◆ PROBLEM DESCRIPTION:
Images do not belong in the copy. Retype all the entries below exactly.

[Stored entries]
○ ○ ○ ○ ○

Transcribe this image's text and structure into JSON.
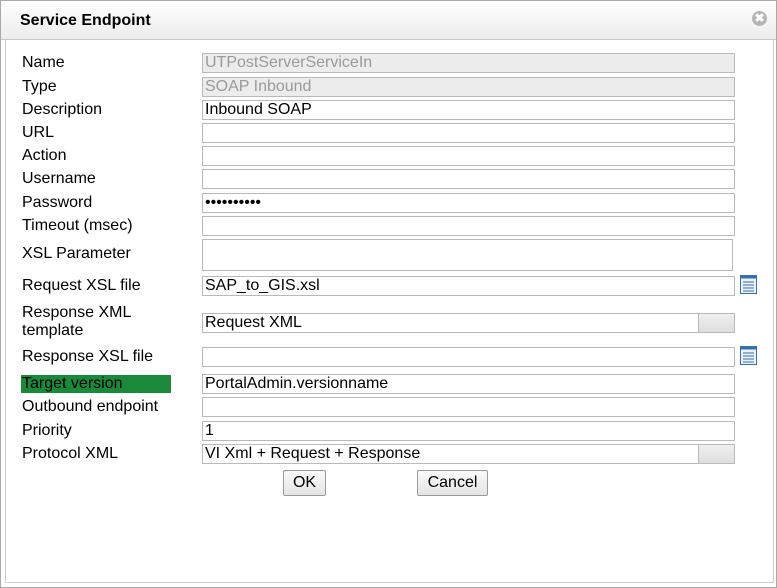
{
  "dialog": {
    "title": "Service Endpoint",
    "close_glyph": "✖"
  },
  "fields": {
    "name": {
      "label": "Name",
      "value": "UTPostServerServiceIn"
    },
    "type": {
      "label": "Type",
      "value": "SOAP Inbound"
    },
    "description": {
      "label": "Description",
      "value": "Inbound SOAP"
    },
    "url": {
      "label": "URL",
      "value": ""
    },
    "action": {
      "label": "Action",
      "value": ""
    },
    "username": {
      "label": "Username",
      "value": ""
    },
    "password": {
      "label": "Password",
      "value": "••••••••••"
    },
    "timeout": {
      "label": "Timeout (msec)",
      "value": ""
    },
    "xsl_parameter": {
      "label": "XSL Parameter",
      "value": ""
    },
    "request_xsl": {
      "label": "Request XSL file",
      "value": "SAP_to_GIS.xsl"
    },
    "response_xml_template": {
      "label_line1": "Response XML",
      "label_line2": "template",
      "value": "Request XML"
    },
    "response_xsl": {
      "label": "Response XSL file",
      "value": ""
    },
    "target_version": {
      "label": "Target version",
      "value": "PortalAdmin.versionname",
      "highlight_color": "#1a8a3a"
    },
    "outbound_endpoint": {
      "label": "Outbound endpoint",
      "value": ""
    },
    "priority": {
      "label": "Priority",
      "value": "1"
    },
    "protocol_xml": {
      "label": "Protocol XML",
      "value": "VI Xml + Request + Response"
    }
  },
  "buttons": {
    "ok": "OK",
    "cancel": "Cancel"
  },
  "icons": {
    "picker": "list-picker-icon",
    "close": "close-icon"
  }
}
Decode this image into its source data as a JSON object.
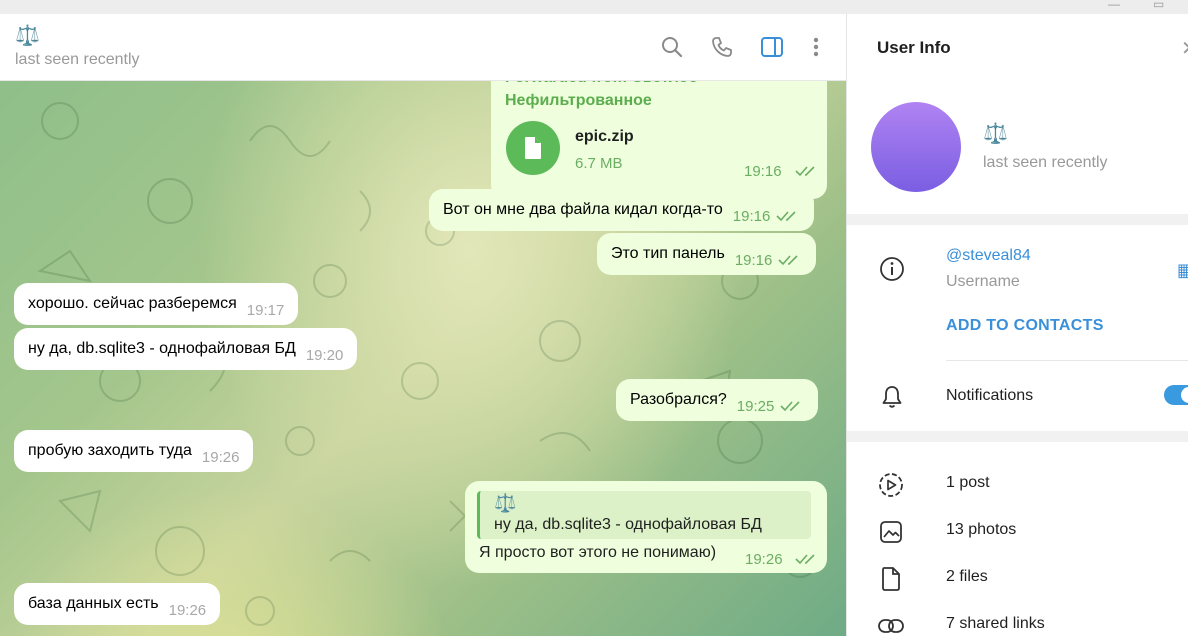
{
  "chat": {
    "peer_emoji": "⚖️",
    "peer_status": "last seen recently",
    "header_icons": [
      "search-icon",
      "phone-icon",
      "sidebar-toggle-icon",
      "more-vertical-icon"
    ],
    "forwarded": {
      "from_line1": "Forwarded from Светлое",
      "from_line2": "Нефильтрованное",
      "file_name": "epic.zip",
      "file_size": "6.7 MB",
      "time": "19:16"
    },
    "messages": [
      {
        "dir": "out",
        "text": "Вот он мне два файла кидал когда-то",
        "time": "19:16"
      },
      {
        "dir": "out",
        "text": "Это тип панель",
        "time": "19:16"
      },
      {
        "dir": "in",
        "text": "хорошо. сейчас разберемся",
        "time": "19:17"
      },
      {
        "dir": "in",
        "text": "ну да, db.sqlite3 - однофайловая БД",
        "time": "19:20"
      },
      {
        "dir": "out",
        "text": "Разобрался?",
        "time": "19:25"
      },
      {
        "dir": "in",
        "text": "пробую заходить туда",
        "time": "19:26"
      },
      {
        "dir": "in",
        "text": "база данных есть",
        "time": "19:26"
      }
    ],
    "reply": {
      "quote_emoji": "⚖️",
      "quote_text": "ну да, db.sqlite3 - однофайловая БД",
      "text": "Я просто вот этого не понимаю)",
      "time": "19:26"
    },
    "colors": {
      "incoming": "#ffffff",
      "outgoing": "#effedd",
      "accent_green": "#5dba58"
    }
  },
  "panel": {
    "title": "User Info",
    "peer_emoji": "⚖️",
    "status": "last seen recently",
    "username": "@steveal84",
    "username_label": "Username",
    "add_contact": "ADD TO CONTACTS",
    "notifications": "Notifications",
    "notifications_on": true,
    "media": [
      {
        "icon": "stories-icon",
        "label": "1 post"
      },
      {
        "icon": "photo-icon",
        "label": "13 photos"
      },
      {
        "icon": "file-icon",
        "label": "2 files"
      },
      {
        "icon": "link-icon",
        "label": "7 shared links"
      }
    ],
    "colors": {
      "link": "#3a8fd9",
      "avatar_top": "#b083f2",
      "avatar_bottom": "#7a5ee2"
    }
  }
}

○ ○ ○ ○ ○

◆ OUTPUT OF THE EXERCISE:
Transcribe this image's text and structure into JSON.
{
  "dialog": {
    "title": "Service Endpoint",
    "close_glyph": "✖"
  },
  "fields": {
    "name": {
      "label": "Name",
      "value": "UTPostServerServiceIn"
    },
    "type": {
      "label": "Type",
      "value": "SOAP Inbound"
    },
    "description": {
      "label": "Description",
      "value": "Inbound SOAP"
    },
    "url": {
      "label": "URL",
      "value": ""
    },
    "action": {
      "label": "Action",
      "value": ""
    },
    "username": {
      "label": "Username",
      "value": ""
    },
    "password": {
      "label": "Password",
      "value": "••••••••••"
    },
    "timeout": {
      "label": "Timeout (msec)",
      "value": ""
    },
    "xsl_parameter": {
      "label": "XSL Parameter",
      "value": ""
    },
    "request_xsl": {
      "label": "Request XSL file",
      "value": "SAP_to_GIS.xsl"
    },
    "response_xml_template": {
      "label_line1": "Response XML",
      "label_line2": "template",
      "value": "Request XML"
    },
    "response_xsl": {
      "label": "Response XSL file",
      "value": ""
    },
    "target_version": {
      "label": "Target version",
      "value": "PortalAdmin.versionname",
      "highlight_color": "#1a8a3a"
    },
    "outbound_endpoint": {
      "label": "Outbound endpoint",
      "value": ""
    },
    "priority": {
      "label": "Priority",
      "value": "1"
    },
    "protocol_xml": {
      "label": "Protocol XML",
      "value": "VI Xml + Request + Response"
    }
  },
  "buttons": {
    "ok": "OK",
    "cancel": "Cancel"
  },
  "icons": {
    "picker": "list-picker-icon",
    "close": "close-icon"
  }
}
Decode this image into its source data as a JSON object.
{
  "chat": {
    "peer_emoji": "⚖️",
    "peer_status": "last seen recently",
    "header_icons": [
      "search-icon",
      "phone-icon",
      "sidebar-toggle-icon",
      "more-vertical-icon"
    ],
    "forwarded": {
      "from_line1": "Forwarded from Светлое",
      "from_line2": "Нефильтрованное",
      "file_name": "epic.zip",
      "file_size": "6.7 MB",
      "time": "19:16"
    },
    "messages": [
      {
        "dir": "out",
        "text": "Вот он мне два файла кидал когда-то",
        "time": "19:16"
      },
      {
        "dir": "out",
        "text": "Это тип панель",
        "time": "19:16"
      },
      {
        "dir": "in",
        "text": "хорошо. сейчас разберемся",
        "time": "19:17"
      },
      {
        "dir": "in",
        "text": "ну да, db.sqlite3 - однофайловая БД",
        "time": "19:20"
      },
      {
        "dir": "out",
        "text": "Разобрался?",
        "time": "19:25"
      },
      {
        "dir": "in",
        "text": "пробую заходить туда",
        "time": "19:26"
      },
      {
        "dir": "in",
        "text": "база данных есть",
        "time": "19:26"
      }
    ],
    "reply": {
      "quote_emoji": "⚖️",
      "quote_text": "ну да, db.sqlite3 - однофайловая БД",
      "text": "Я просто вот этого не понимаю)",
      "time": "19:26"
    },
    "colors": {
      "incoming": "#ffffff",
      "outgoing": "#effedd",
      "accent_green": "#5dba58"
    }
  },
  "panel": {
    "title": "User Info",
    "peer_emoji": "⚖️",
    "status": "last seen recently",
    "username": "@steveal84",
    "username_label": "Username",
    "add_contact": "ADD TO CONTACTS",
    "notifications": "Notifications",
    "notifications_on": true,
    "media": [
      {
        "icon": "stories-icon",
        "label": "1 post"
      },
      {
        "icon": "photo-icon",
        "label": "13 photos"
      },
      {
        "icon": "file-icon",
        "label": "2 files"
      },
      {
        "icon": "link-icon",
        "label": "7 shared links"
      }
    ],
    "colors": {
      "link": "#3a8fd9",
      "avatar_top": "#b083f2",
      "avatar_bottom": "#7a5ee2"
    }
  }
}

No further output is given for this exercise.